<<<<
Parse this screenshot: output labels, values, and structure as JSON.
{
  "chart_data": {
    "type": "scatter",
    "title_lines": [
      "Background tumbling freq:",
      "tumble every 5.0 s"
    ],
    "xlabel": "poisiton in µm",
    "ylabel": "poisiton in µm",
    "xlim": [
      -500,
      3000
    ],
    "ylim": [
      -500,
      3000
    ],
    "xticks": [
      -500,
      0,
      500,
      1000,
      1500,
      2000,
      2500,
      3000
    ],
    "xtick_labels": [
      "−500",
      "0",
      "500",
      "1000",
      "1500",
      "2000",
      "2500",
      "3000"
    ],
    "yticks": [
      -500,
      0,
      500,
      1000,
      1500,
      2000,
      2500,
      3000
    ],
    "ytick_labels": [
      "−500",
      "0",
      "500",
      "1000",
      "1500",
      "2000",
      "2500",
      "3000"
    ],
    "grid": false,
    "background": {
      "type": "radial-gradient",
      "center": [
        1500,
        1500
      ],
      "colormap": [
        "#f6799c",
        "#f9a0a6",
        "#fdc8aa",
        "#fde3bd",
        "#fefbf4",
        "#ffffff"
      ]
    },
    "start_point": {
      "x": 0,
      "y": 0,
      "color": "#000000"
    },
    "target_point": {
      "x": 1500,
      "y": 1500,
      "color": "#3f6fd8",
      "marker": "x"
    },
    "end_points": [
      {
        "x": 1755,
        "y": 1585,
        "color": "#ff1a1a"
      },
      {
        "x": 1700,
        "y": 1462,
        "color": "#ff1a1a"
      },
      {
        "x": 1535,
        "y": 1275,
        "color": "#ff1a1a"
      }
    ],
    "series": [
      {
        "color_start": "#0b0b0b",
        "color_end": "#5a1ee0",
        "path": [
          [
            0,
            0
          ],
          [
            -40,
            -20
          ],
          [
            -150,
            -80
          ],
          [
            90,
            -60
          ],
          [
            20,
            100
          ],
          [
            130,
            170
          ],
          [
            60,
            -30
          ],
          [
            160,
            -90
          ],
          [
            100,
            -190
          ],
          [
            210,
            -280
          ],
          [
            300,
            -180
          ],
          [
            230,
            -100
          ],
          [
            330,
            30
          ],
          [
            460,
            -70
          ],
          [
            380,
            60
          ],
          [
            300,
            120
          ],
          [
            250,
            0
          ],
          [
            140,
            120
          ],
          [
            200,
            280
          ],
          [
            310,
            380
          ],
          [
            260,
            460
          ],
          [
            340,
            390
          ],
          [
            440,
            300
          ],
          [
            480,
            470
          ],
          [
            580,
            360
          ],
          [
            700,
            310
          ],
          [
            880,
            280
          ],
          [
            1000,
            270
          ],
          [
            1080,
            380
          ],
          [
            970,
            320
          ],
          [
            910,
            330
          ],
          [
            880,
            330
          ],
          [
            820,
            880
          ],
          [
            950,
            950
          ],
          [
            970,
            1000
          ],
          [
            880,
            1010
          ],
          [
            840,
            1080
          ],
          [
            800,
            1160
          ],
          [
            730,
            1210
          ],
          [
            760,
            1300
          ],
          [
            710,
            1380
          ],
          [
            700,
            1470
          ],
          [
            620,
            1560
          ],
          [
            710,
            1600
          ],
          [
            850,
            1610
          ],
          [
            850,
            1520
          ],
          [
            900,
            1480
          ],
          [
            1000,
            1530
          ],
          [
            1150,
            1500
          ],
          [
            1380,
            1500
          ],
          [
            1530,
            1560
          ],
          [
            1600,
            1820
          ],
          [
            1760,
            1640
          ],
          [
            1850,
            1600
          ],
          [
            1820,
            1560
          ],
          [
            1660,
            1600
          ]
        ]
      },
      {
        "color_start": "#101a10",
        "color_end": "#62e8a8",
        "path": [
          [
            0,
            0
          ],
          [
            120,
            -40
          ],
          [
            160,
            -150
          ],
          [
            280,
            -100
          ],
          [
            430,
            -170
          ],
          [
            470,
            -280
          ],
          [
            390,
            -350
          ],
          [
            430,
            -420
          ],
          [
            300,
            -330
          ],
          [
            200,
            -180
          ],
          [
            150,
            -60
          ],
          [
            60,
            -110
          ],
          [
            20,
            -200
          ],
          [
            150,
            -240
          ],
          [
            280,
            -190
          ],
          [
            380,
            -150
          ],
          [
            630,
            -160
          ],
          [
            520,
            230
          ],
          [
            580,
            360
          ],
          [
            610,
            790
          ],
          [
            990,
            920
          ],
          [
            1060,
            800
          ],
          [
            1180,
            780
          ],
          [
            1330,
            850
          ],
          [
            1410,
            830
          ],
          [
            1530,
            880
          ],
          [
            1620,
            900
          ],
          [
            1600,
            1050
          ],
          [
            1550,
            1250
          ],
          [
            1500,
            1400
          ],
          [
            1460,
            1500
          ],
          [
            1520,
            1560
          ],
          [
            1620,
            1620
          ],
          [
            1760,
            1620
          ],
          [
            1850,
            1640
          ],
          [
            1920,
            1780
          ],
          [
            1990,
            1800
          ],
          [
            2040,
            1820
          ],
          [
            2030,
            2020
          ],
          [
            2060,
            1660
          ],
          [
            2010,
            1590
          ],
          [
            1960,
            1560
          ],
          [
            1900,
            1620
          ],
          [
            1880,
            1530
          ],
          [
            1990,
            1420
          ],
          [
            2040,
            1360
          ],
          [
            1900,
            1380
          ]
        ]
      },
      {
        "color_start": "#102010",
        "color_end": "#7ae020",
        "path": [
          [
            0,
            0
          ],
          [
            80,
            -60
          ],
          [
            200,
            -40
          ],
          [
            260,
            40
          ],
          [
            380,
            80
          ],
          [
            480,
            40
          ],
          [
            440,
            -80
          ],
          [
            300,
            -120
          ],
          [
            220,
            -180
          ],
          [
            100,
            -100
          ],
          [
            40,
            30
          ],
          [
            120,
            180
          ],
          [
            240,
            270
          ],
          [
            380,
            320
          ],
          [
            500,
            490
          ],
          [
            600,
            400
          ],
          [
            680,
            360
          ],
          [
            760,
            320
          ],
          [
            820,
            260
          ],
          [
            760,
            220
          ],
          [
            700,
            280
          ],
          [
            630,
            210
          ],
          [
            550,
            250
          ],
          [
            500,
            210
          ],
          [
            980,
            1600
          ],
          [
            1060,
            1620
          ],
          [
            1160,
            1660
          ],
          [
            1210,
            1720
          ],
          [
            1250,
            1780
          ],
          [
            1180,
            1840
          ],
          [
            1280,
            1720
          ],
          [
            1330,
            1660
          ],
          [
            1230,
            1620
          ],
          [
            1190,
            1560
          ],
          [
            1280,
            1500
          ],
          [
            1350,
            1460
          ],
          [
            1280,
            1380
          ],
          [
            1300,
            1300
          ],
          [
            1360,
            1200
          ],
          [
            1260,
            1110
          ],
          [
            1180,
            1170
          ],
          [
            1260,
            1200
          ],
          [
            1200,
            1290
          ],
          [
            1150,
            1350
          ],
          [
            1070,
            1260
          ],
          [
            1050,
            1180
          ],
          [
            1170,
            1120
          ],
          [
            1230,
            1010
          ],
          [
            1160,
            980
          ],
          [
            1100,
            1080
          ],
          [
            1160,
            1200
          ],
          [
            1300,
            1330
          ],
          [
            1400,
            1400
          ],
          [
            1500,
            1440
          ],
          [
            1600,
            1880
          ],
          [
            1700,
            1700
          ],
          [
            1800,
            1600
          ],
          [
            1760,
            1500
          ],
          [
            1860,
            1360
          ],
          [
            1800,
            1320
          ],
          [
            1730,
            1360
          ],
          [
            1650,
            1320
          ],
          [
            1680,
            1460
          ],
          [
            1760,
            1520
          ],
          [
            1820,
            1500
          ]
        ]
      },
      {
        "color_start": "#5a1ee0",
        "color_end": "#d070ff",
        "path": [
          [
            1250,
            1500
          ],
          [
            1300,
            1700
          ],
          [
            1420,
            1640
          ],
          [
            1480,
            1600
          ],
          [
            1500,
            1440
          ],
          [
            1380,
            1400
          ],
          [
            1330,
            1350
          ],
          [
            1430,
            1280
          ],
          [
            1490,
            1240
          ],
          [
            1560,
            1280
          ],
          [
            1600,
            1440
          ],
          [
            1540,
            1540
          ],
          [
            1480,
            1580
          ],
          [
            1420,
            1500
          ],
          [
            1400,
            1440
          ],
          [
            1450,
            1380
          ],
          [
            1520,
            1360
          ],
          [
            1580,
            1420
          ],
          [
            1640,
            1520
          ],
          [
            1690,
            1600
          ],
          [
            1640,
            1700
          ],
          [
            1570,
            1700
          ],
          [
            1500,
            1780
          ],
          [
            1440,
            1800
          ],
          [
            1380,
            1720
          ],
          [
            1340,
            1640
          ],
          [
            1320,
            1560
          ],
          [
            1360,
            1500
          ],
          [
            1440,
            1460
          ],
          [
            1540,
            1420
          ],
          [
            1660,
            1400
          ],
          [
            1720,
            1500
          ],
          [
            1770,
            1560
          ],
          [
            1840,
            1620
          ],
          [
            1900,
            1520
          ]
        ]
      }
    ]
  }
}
>>>>
Exercise goal: Show each line holding the word "poisiton".

Solution to the problem:
    "xlabel": "poisiton in µm",
    "ylabel": "poisiton in µm",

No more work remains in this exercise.